───── TASK INPUT

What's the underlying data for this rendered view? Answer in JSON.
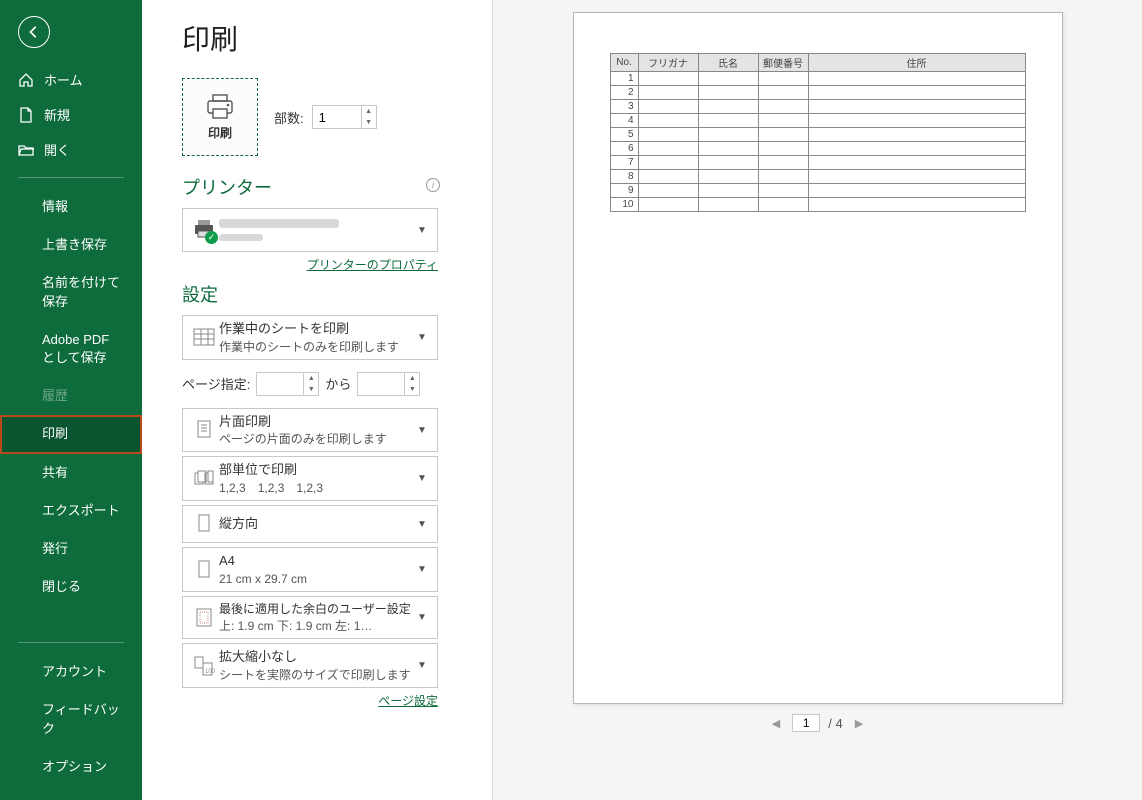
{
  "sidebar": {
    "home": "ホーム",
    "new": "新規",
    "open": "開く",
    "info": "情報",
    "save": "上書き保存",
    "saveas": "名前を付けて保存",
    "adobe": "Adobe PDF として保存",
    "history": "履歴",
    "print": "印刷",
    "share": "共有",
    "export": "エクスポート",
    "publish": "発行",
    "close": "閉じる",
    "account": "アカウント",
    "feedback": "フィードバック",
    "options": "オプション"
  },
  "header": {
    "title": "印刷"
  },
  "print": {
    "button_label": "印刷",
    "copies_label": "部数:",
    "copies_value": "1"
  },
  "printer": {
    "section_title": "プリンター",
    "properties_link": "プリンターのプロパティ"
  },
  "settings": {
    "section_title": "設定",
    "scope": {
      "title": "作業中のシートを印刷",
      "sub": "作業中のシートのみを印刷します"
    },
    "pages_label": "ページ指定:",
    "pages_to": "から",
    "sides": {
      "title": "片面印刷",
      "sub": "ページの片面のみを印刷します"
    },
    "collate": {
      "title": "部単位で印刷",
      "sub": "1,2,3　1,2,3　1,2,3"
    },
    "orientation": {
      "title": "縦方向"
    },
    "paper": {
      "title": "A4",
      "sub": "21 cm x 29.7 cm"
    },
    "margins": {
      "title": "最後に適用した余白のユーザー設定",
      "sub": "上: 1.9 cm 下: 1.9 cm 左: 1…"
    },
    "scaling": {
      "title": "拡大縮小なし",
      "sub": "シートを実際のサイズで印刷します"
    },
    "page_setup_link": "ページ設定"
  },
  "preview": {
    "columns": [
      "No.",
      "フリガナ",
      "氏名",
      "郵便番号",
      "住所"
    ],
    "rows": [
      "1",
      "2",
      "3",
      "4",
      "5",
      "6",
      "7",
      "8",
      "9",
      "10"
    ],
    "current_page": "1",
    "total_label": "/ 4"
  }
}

──────────
───── TASK INPUT

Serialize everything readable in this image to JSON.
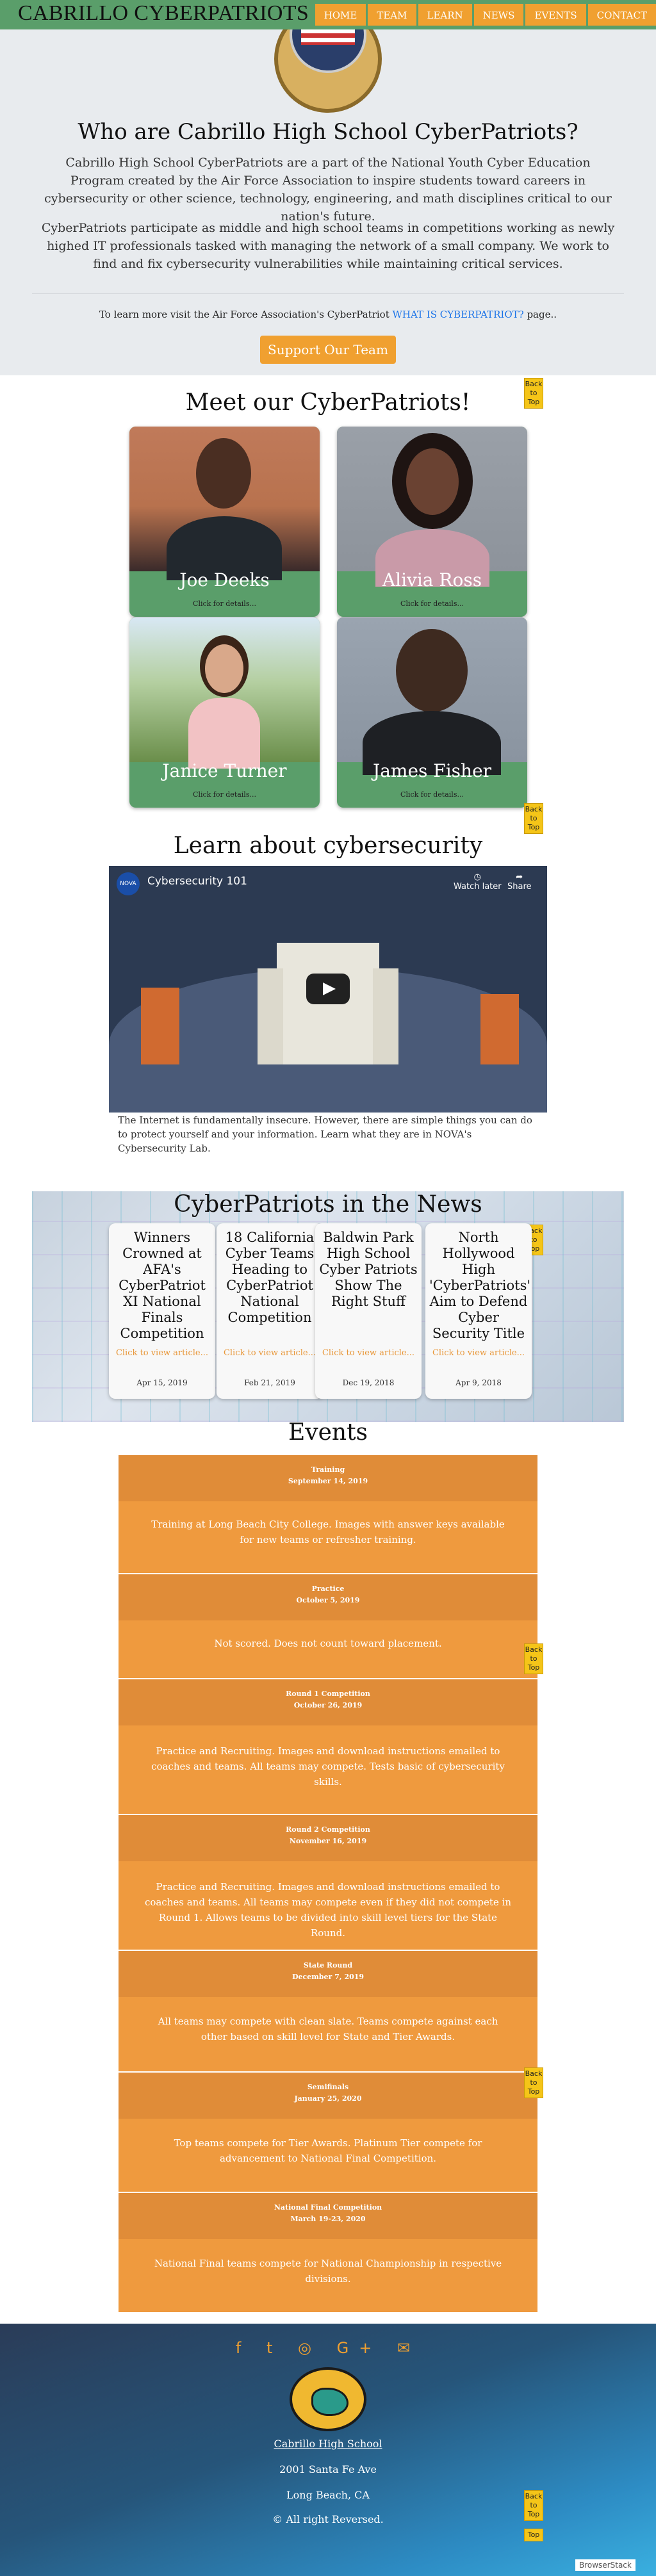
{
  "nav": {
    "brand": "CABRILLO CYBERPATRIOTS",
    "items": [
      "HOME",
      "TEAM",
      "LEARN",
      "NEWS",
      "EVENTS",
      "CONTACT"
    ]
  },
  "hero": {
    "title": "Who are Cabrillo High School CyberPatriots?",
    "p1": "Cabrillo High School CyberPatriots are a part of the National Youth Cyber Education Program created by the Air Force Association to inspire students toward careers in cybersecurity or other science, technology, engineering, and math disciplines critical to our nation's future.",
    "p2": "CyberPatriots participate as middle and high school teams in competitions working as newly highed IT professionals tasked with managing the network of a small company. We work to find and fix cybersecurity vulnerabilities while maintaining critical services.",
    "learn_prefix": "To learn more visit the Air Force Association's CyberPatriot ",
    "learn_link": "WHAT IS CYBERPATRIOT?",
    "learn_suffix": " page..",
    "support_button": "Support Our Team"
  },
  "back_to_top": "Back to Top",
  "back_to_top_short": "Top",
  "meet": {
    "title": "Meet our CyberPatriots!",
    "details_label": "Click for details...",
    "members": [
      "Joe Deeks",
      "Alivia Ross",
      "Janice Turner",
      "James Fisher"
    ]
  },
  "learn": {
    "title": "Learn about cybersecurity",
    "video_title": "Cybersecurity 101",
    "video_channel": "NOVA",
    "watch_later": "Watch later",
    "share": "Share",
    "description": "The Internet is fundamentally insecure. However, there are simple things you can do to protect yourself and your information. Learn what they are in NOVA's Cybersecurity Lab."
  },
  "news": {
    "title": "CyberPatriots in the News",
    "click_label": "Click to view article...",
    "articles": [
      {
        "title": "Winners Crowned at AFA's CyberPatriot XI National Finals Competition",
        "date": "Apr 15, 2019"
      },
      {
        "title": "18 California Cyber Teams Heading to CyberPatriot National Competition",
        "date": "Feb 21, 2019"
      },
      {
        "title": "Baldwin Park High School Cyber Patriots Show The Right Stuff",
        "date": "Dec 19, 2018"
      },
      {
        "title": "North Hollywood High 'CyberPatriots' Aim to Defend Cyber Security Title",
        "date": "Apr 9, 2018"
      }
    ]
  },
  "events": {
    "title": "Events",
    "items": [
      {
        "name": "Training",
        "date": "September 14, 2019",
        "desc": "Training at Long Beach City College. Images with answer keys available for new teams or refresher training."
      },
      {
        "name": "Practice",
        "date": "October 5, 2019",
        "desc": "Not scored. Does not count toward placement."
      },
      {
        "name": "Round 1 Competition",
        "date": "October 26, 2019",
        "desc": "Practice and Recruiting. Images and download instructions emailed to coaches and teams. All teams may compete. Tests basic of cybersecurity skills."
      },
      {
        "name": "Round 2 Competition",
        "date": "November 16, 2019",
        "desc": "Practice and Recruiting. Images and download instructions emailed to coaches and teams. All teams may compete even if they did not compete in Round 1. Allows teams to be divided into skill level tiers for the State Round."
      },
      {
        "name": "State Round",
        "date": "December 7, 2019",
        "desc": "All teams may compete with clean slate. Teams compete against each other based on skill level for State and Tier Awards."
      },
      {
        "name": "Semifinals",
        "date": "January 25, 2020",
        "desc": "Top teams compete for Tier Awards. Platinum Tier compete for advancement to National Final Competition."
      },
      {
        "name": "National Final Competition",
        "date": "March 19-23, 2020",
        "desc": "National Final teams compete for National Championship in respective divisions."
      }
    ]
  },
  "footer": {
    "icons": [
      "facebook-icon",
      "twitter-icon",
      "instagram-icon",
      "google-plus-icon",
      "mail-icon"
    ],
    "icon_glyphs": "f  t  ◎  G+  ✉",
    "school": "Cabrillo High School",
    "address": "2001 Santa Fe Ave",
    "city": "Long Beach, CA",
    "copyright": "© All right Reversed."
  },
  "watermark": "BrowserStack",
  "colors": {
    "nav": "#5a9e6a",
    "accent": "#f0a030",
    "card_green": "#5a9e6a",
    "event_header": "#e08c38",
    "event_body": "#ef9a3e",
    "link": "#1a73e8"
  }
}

──────────

- EXERCISE: Locate the lines above that contain "October" and copy them.

- EXPECTED OUTPUT:
        "date": "October 5, 2019",
        "date": "October 26, 2019",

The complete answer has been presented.